Set exercise: The records are to be restated in their entirety, word for word.

▼

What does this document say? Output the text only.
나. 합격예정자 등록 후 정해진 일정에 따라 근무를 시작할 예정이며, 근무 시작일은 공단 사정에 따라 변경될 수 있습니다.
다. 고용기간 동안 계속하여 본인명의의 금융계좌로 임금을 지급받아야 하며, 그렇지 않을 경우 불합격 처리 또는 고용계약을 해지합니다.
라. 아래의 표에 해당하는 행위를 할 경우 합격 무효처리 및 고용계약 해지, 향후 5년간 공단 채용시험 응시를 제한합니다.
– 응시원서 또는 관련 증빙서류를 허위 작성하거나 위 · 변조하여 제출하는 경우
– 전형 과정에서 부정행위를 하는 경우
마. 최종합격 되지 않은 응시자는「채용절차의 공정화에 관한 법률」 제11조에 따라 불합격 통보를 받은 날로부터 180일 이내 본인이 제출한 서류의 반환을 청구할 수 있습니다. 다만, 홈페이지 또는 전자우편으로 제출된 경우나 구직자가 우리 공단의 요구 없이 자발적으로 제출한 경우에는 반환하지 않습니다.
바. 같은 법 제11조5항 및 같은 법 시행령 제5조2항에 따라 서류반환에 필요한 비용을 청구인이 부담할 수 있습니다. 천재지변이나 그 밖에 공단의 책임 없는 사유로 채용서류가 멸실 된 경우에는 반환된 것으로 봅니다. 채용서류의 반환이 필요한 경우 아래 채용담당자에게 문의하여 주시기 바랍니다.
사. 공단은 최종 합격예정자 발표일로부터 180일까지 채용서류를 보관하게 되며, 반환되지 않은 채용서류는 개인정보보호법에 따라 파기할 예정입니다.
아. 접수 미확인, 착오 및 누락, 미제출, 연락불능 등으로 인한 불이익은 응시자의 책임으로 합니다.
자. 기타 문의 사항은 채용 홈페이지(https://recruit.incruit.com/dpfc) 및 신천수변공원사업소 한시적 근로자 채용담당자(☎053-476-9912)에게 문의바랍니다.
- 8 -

▲

Complete output:
What does this document say? Output the text only.
나. 합격예정자 등록 후 정해진 일정에 따라 근무를 시작할 예정이며, 근무 시작일은 공단 사정에 따라 변경될 수 있습니다.
다. 고용기간 동안 계속하여 본인명의의 금융계좌로 임금을 지급받아야 하며, 그렇지 않을 경우 불합격 처리 또는 고용계약을 해지합니다.
라. 아래의 표에 해당하는 행위를 할 경우 합격 무효처리 및 고용계약 해지, 향후 5년간 공단 채용시험 응시를 제한합니다.
– 응시원서 또는 관련 증빙서류를 허위 작성하거나 위 · 변조하여 제출하는 경우
– 전형 과정에서 부정행위를 하는 경우
마. 최종합격 되지 않은 응시자는「채용절차의 공정화에 관한 법률」 제11조에 따라 불합격 통보를 받은 날로부터 180일 이내 본인이 제출한 서류의 반환을 청구할 수 있습니다. 다만, 홈페이지 또는 전자우편으로 제출된 경우나 구직자가 우리 공단의 요구 없이 자발적으로 제출한 경우에는 반환하지 않습니다.
바. 같은 법 제11조5항 및 같은 법 시행령 제5조2항에 따라 서류반환에 필요한 비용을 청구인이 부담할 수 있습니다. 천재지변이나 그 밖에 공단의 책임 없는 사유로 채용서류가 멸실 된 경우에는 반환된 것으로 봅니다. 채용서류의 반환이 필요한 경우 아래 채용담당자에게 문의하여 주시기 바랍니다.
사. 공단은 최종 합격예정자 발표일로부터 180일까지 채용서류를 보관하게 되며, 반환되지 않은 채용서류는 개인정보보호법에 따라 파기할 예정입니다.
아. 접수 미확인, 착오 및 누락, 미제출, 연락불능 등으로 인한 불이익은 응시자의 책임으로 합니다.
자. 기타 문의 사항은 채용 홈페이지(https://recruit.incruit.com/dpfc) 및 신천수변공원사업소 한시적 근로자 채용담당자(☎053-476-9912)에게 문의바랍니다.
- 8 -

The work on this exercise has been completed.